### PROMPT
Check each line of the records below and collect those holding "wurde".

### GIVEN RECORDS
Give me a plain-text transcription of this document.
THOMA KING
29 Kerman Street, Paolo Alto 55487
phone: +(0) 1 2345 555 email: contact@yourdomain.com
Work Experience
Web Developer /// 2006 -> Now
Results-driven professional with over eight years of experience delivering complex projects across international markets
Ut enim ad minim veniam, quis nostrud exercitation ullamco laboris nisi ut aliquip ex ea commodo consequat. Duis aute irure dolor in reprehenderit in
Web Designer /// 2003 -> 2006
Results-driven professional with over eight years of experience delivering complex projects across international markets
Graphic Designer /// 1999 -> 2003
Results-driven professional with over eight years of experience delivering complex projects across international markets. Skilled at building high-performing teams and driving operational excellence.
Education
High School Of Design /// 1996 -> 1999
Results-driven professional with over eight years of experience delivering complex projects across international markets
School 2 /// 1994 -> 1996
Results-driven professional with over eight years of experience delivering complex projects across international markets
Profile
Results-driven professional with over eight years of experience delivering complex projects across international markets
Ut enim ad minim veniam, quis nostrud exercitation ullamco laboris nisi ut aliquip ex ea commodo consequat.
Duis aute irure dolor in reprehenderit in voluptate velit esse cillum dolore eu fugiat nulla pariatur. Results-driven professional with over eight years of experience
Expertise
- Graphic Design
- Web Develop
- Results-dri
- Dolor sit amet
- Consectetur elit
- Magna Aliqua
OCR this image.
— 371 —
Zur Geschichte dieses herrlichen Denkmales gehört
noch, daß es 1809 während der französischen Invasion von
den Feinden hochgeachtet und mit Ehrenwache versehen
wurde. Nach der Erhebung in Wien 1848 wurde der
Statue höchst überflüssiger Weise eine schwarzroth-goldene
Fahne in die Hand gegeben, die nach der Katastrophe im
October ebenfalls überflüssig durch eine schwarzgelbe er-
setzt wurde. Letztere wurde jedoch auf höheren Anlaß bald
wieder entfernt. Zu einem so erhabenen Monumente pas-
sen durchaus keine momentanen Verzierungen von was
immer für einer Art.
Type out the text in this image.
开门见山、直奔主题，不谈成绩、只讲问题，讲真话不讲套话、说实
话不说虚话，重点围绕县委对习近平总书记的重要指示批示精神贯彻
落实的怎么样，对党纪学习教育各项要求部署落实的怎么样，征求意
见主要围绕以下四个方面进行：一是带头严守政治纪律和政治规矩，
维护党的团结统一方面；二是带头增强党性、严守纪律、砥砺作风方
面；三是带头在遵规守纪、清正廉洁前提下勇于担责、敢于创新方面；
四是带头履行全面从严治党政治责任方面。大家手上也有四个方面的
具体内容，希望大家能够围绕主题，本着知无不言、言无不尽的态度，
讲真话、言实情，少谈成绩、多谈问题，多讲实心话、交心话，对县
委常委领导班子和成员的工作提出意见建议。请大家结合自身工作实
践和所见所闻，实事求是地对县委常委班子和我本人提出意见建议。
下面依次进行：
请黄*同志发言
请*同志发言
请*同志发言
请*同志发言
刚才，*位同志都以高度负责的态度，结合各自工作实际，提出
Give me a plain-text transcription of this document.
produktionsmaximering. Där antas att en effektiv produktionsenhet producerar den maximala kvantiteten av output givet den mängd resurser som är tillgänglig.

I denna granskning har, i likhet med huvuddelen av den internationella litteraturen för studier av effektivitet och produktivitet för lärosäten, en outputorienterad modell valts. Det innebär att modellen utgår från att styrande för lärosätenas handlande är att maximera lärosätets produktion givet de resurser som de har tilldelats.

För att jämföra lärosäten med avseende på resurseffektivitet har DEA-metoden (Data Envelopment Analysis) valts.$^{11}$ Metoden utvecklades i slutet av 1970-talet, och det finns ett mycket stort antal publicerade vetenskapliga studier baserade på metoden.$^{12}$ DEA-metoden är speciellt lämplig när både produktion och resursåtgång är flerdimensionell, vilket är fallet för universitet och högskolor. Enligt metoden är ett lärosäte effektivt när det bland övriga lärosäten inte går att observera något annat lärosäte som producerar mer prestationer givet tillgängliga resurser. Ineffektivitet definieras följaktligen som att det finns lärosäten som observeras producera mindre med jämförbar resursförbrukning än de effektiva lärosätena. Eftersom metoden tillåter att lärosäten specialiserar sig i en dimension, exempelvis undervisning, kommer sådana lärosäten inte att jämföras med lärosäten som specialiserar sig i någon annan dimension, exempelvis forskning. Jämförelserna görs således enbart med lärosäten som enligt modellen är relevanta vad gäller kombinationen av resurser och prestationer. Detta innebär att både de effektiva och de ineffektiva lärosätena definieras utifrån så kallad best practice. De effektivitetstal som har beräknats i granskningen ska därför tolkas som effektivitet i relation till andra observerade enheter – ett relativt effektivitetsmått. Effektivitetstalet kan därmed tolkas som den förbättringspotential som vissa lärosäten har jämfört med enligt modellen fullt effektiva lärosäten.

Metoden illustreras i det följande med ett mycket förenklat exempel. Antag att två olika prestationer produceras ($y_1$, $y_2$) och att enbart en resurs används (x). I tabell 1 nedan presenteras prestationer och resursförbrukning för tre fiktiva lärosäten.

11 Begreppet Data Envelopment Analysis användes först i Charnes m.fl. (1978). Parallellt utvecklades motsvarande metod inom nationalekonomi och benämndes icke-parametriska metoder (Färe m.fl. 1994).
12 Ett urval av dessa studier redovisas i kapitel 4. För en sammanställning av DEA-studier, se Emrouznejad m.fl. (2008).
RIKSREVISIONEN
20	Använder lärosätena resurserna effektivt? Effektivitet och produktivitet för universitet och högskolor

### WORKED SOLUTION
wurde. Nach der Erhebung in Wien 1848 wurde der
setzt wurde. Letztere wurde jedoch auf höheren Anlaß bald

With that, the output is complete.